§ **TASK TO CARRY OUT**
Can you transcribe the data exactly? Leave the pictures out.

(Dataset items)
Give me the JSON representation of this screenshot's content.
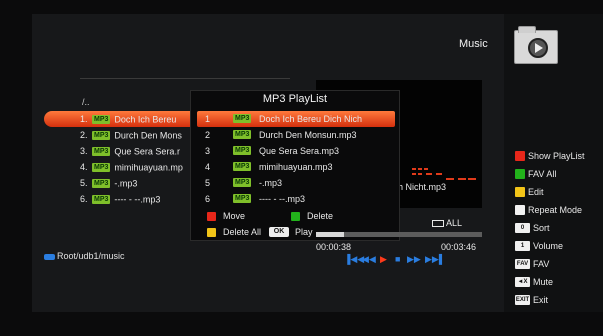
{
  "header": {
    "title": "Music"
  },
  "file_list": {
    "parent": "/..",
    "items": [
      {
        "num": "1.",
        "tag": "MP3",
        "name": "Doch Ich Bereu"
      },
      {
        "num": "2.",
        "tag": "MP3",
        "name": "Durch Den Mons"
      },
      {
        "num": "3.",
        "tag": "MP3",
        "name": "Que Sera Sera.r"
      },
      {
        "num": "4.",
        "tag": "MP3",
        "name": "mimihuayuan.mp"
      },
      {
        "num": "5.",
        "tag": "MP3",
        "name": "-.mp3"
      },
      {
        "num": "6.",
        "tag": "MP3",
        "name": "---- - --.mp3"
      }
    ]
  },
  "playlist_popup": {
    "title": "MP3 PlayList",
    "items": [
      {
        "num": "1",
        "tag": "MP3",
        "name": "Doch Ich Bereu  Dich Nich"
      },
      {
        "num": "2",
        "tag": "MP3",
        "name": "Durch Den Monsun.mp3"
      },
      {
        "num": "3",
        "tag": "MP3",
        "name": "Que Sera Sera.mp3"
      },
      {
        "num": "4",
        "tag": "MP3",
        "name": "mimihuayuan.mp3"
      },
      {
        "num": "5",
        "tag": "MP3",
        "name": "-.mp3"
      },
      {
        "num": "6",
        "tag": "MP3",
        "name": "---- - --.mp3"
      }
    ],
    "legend": {
      "move": "Move",
      "delete": "Delete",
      "delete_all": "Delete All",
      "ok_badge": "OK",
      "play": "Play"
    }
  },
  "player": {
    "filename_partial": "h Nicht.mp3",
    "repeat_mode": "ALL",
    "current_time": "00:00:38",
    "total_time": "00:03:46",
    "progress": 0.17
  },
  "path": "Root/udb1/music",
  "help": {
    "show_playlist": "Show PlayList",
    "fav_all": "FAV All",
    "edit": "Edit",
    "repeat_mode": "Repeat Mode",
    "sort_key": "0",
    "sort": "Sort",
    "volume_key": "1",
    "volume": "Volume",
    "fav_key": "FAV",
    "fav": "FAV",
    "mute_key": "◄X",
    "mute": "Mute",
    "exit_key": "EXIT",
    "exit": "Exit"
  },
  "colors": {
    "red": "#e8271a",
    "green": "#22b21b",
    "yellow": "#f2c418",
    "white": "#f2f2f2",
    "accent_blue": "#2a7de0",
    "selection_orange": "#ff7a3c"
  }
}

§ **WRITTEN SOLUTION**
Give me the JSON representation of this screenshot's content.
{
  "header": {
    "title": "Music"
  },
  "file_list": {
    "parent": "/..",
    "items": [
      {
        "num": "1.",
        "tag": "MP3",
        "name": "Doch Ich Bereu"
      },
      {
        "num": "2.",
        "tag": "MP3",
        "name": "Durch Den Mons"
      },
      {
        "num": "3.",
        "tag": "MP3",
        "name": "Que Sera Sera.r"
      },
      {
        "num": "4.",
        "tag": "MP3",
        "name": "mimihuayuan.mp"
      },
      {
        "num": "5.",
        "tag": "MP3",
        "name": "-.mp3"
      },
      {
        "num": "6.",
        "tag": "MP3",
        "name": "---- - --.mp3"
      }
    ]
  },
  "playlist_popup": {
    "title": "MP3 PlayList",
    "items": [
      {
        "num": "1",
        "tag": "MP3",
        "name": "Doch Ich Bereu  Dich Nich"
      },
      {
        "num": "2",
        "tag": "MP3",
        "name": "Durch Den Monsun.mp3"
      },
      {
        "num": "3",
        "tag": "MP3",
        "name": "Que Sera Sera.mp3"
      },
      {
        "num": "4",
        "tag": "MP3",
        "name": "mimihuayuan.mp3"
      },
      {
        "num": "5",
        "tag": "MP3",
        "name": "-.mp3"
      },
      {
        "num": "6",
        "tag": "MP3",
        "name": "---- - --.mp3"
      }
    ],
    "legend": {
      "move": "Move",
      "delete": "Delete",
      "delete_all": "Delete All",
      "ok_badge": "OK",
      "play": "Play"
    }
  },
  "player": {
    "filename_partial": "h Nicht.mp3",
    "repeat_mode": "ALL",
    "current_time": "00:00:38",
    "total_time": "00:03:46",
    "progress": 0.17
  },
  "path": "Root/udb1/music",
  "help": {
    "show_playlist": "Show PlayList",
    "fav_all": "FAV All",
    "edit": "Edit",
    "repeat_mode": "Repeat Mode",
    "sort_key": "0",
    "sort": "Sort",
    "volume_key": "1",
    "volume": "Volume",
    "fav_key": "FAV",
    "fav": "FAV",
    "mute_key": "◄X",
    "mute": "Mute",
    "exit_key": "EXIT",
    "exit": "Exit"
  },
  "colors": {
    "red": "#e8271a",
    "green": "#22b21b",
    "yellow": "#f2c418",
    "white": "#f2f2f2",
    "accent_blue": "#2a7de0",
    "selection_orange": "#ff7a3c"
  }
}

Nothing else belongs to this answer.